[Text to read]:
_ _ _ _ _

Maurer is a past president of the Cleveland Civil War Roundtable
and served for many years as its Historian. The address
below was delivered at the November 9, 2016 meeting of the
Roundtable commemorating the 60th anniversary of the club's
Three score years ago this month -
our founders brought forth in Cleveland a new Civil War Roundtable
dedicated to the “belief that the American Civil War is the defining
event in U.S. history.”
Now we are engaged in a great
celebration of its 60th anniversary. Our beloved CCWRT has enhanced
the history of America’s Civil War over these years through its
members’ and guests’ research, articles, talks, debates,
discussions, preservation funding, and books.
There is something special about
gatherings of people with shared interests in any subject or
endeavor - and there is no subject with more aspects and importance
– with its people, politics, battles, romance, great drama and some
humor all coming together - while in the process of tearing our
nation apart - in the greatest drama in our country’s history.
Other wars have been fought by our
country but not against each other – brother against brother - and
not for the very future and soul of a country becoming a nation.
No wonder we have been learning its
details, reviewing, discussing and debating them for 60 years - and
still have only touched the surface of all there is to know. As with
this defining struggle, the history of our Roundtable is replete
with its people, politics, facts, figures and even some
You have received a brief summary
of our history so expertly prepared by Dale Thomas, now retired
long-time Roundtable historian. My thanks to Dale for his great
service and to Dave for his help too with this talk.
The summary provides a structure
for my brief history of the Roundtable tonight. Dale’s full history
in great depth is available on our award winning website.
Our history began when a lady, one of a small group having dinner
asked a man named John Cullen if he was interested in the Civil War.
She then asked if there was a Civil War Roundtable in Cleveland.
That simple casual exchange between
that lady and John Cullen of Shaker Heights was the conception of
our club but not yet its birth. John was the father of what
followed. Inspired by the lady’s advice, John contacted a man in
Milwaukee. That city’s Roundtable was founded as the second
Roundtable in the country. The Chicago Roundtable was first.
This man, Norman Fitzgerald, had
John contact a man in Rocky River named Kenneth Grant, who was a
member of the Chicago Roundtable. Cullen and Grant began their
founding work in earnest on October 12, 1956 with a letter to others
with interest in the Civil War.
Here are just a few words form this
founding document: “For some time we have talked about a
Cleveland Civil War Roundtable…Those of us who enjoy a discussion of
the phases of the ‘War between the States” are of the belief that
such an organization would receive strong support from “Experts” in
this area… That a Roundtable will be established is definite, it’s
up to you and others to decide the pattern to be followed.”
You have no doubt noted that while
this letter seeks to found a Civil War Roundtable it uses the term:
“War between the States.” Maybe we should be called the War between
the States Roundtable?

_ _ _ _ _

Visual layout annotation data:
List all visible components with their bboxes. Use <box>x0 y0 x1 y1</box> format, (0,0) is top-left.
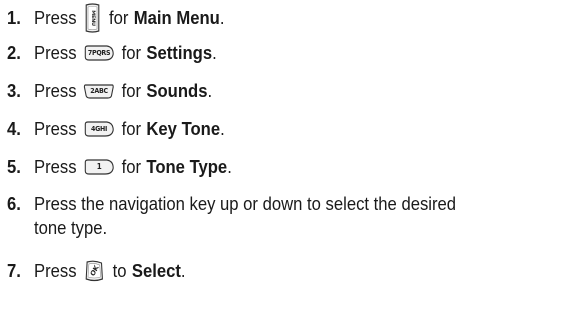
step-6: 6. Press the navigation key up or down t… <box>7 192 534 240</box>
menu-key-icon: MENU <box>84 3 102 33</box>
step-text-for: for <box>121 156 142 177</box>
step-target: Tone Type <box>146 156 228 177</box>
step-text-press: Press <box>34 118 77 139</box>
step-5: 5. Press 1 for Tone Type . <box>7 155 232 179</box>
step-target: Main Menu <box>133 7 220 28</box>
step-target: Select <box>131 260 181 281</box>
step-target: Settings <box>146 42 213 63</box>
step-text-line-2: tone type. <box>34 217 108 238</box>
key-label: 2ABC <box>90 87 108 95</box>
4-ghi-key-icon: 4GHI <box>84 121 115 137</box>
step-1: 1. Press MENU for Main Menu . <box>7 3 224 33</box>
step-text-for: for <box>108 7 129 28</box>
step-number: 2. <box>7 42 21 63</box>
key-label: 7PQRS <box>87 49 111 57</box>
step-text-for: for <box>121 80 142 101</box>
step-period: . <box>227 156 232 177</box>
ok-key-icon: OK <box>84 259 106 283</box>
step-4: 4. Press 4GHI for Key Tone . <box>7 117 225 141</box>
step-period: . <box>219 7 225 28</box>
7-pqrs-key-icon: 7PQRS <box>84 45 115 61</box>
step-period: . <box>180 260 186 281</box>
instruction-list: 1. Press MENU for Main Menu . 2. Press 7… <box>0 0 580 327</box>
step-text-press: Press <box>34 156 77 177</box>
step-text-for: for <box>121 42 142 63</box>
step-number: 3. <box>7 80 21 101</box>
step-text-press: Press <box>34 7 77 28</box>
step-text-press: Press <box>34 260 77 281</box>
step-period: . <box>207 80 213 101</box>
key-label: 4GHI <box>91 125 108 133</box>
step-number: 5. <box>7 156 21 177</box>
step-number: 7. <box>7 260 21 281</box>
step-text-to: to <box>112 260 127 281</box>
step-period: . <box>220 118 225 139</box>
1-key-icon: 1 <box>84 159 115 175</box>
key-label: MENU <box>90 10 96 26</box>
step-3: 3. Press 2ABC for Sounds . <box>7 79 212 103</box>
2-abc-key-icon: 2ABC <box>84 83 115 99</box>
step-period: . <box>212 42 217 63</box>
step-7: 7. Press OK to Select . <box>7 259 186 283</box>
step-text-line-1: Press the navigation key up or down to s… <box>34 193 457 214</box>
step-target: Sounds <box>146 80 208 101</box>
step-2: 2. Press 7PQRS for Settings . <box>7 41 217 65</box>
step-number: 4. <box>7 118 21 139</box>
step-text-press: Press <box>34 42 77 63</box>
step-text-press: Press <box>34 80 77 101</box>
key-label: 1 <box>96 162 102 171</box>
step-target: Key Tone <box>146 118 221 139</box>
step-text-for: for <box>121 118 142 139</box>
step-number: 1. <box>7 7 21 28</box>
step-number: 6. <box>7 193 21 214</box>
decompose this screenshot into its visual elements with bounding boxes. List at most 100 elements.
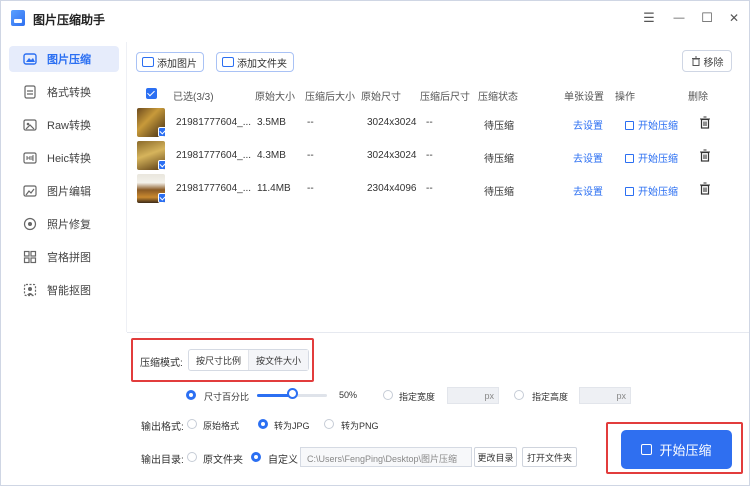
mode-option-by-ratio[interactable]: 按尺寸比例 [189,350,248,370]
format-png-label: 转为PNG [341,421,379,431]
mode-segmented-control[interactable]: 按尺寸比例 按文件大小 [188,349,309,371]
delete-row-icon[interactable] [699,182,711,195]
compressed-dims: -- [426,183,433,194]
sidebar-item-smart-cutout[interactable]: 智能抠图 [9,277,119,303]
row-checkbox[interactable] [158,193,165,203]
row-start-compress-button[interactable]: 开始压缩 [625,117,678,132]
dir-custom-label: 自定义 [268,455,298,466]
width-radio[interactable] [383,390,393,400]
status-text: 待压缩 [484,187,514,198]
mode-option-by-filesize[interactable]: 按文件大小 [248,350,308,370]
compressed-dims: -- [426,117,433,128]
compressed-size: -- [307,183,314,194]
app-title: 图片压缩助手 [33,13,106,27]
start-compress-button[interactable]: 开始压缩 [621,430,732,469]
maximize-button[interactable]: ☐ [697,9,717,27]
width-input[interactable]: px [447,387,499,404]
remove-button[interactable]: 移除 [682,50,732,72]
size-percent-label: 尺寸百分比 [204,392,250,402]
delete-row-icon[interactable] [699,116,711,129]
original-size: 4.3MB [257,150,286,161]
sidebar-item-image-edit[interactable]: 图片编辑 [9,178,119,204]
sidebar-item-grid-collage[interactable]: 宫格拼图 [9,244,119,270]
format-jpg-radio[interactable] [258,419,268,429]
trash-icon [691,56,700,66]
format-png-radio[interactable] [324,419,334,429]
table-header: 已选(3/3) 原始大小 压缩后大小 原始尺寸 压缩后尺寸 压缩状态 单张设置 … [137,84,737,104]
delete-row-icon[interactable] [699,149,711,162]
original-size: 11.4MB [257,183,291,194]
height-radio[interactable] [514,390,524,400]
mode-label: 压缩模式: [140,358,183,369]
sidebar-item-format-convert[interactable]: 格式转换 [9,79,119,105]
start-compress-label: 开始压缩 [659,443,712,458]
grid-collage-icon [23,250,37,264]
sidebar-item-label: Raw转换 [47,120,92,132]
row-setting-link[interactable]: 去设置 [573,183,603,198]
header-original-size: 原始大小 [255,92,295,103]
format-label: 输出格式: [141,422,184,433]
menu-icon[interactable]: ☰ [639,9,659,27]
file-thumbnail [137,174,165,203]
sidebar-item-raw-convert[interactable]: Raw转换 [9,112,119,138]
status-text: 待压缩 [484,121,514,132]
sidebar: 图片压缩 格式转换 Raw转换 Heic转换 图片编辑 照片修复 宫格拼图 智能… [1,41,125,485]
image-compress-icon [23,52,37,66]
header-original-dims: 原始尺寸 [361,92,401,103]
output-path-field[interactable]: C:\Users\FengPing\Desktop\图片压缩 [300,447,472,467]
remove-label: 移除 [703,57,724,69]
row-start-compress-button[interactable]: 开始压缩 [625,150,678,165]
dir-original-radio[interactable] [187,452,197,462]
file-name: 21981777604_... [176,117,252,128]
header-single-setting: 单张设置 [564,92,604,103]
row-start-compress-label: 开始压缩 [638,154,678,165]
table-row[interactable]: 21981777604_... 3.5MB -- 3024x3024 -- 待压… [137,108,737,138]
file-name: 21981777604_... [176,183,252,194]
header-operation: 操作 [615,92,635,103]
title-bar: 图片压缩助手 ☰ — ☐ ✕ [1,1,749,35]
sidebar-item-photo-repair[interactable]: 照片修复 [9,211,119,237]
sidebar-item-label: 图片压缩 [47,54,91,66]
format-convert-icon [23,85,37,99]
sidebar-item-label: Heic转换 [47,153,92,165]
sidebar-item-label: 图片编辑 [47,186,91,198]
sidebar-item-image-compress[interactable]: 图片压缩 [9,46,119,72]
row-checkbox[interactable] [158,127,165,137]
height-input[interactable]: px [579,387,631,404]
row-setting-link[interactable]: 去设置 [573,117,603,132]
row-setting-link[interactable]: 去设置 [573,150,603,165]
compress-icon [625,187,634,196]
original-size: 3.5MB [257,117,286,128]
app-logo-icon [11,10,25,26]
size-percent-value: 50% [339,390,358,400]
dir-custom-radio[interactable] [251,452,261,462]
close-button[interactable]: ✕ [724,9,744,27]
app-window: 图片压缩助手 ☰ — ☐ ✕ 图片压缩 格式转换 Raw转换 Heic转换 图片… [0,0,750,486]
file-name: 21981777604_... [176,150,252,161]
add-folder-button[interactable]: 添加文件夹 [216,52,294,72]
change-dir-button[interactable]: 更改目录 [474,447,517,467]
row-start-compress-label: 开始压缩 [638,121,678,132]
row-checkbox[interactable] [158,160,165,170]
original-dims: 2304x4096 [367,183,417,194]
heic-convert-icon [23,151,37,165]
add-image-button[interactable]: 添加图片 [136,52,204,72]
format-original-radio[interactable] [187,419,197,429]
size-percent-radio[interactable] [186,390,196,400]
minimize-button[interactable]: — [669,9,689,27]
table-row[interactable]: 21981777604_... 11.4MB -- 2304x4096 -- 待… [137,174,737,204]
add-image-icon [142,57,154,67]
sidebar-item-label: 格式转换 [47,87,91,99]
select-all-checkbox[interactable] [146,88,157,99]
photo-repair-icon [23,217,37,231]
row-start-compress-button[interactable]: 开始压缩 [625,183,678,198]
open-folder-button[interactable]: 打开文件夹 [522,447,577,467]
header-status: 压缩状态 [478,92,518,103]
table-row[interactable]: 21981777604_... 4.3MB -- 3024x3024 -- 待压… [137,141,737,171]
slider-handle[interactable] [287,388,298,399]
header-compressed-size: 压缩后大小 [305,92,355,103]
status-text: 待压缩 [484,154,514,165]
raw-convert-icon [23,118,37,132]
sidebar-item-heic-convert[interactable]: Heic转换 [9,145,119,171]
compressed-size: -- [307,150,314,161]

_ _ _ _ _

[What you need to do]:
• A. Restate the paragraph of the Roundtable address that begins "This man, Norman Fitzgerald" in fewer words, keeping its main facts.
• B. Please arrange the stretch of rows from the one containing "mode-option-by-ratio[interactable]: 按尺寸比例 [189,350,248,370]" through the one containing "app-title: 图片压缩助手 [33,13,106,27]" as a numbered list.

[Solutions to the exercise]:
• A. Norman Fitzgerald had John Cullen contact Kenneth Grant of Rocky River, a member of the Chicago Roundtable. On October 12, 1956, Cullen and Grant began their founding work in earnest with a letter to others interested in the Civil War.

• B.
1. mode-option-by-ratio[interactable]: 按尺寸比例 [189,350,248,370]
2. format-png-label: 转为PNG [341,421,379,431]
3. mode-segmented-control[interactable]: 按尺寸比例 按文件大小 [188,349,309,371]
4. delete-row-icon[interactable] [699,182,711,195]
5. compressed-dims: -- [426,183,433,194]
6. sidebar-item-smart-cutout[interactable]: 智能抠图 [9,277,119,303]
7. row-checkbox[interactable] [158,193,165,203]
8. row-start-compress-button[interactable]: 开始压缩 [625,117,678,132]
9. dir-custom-label: 自定义 [268,455,298,466]
10. width-radio[interactable] [383,390,393,400]
11. status-text: 待压缩 [484,187,514,198]
12. mode-option-by-filesize[interactable]: 按文件大小 [248,350,308,370]
13. compressed-dims: -- [426,117,433,128]
14. compressed-size: -- [307,183,314,194]
15. app-title: 图片压缩助手 [33,13,106,27]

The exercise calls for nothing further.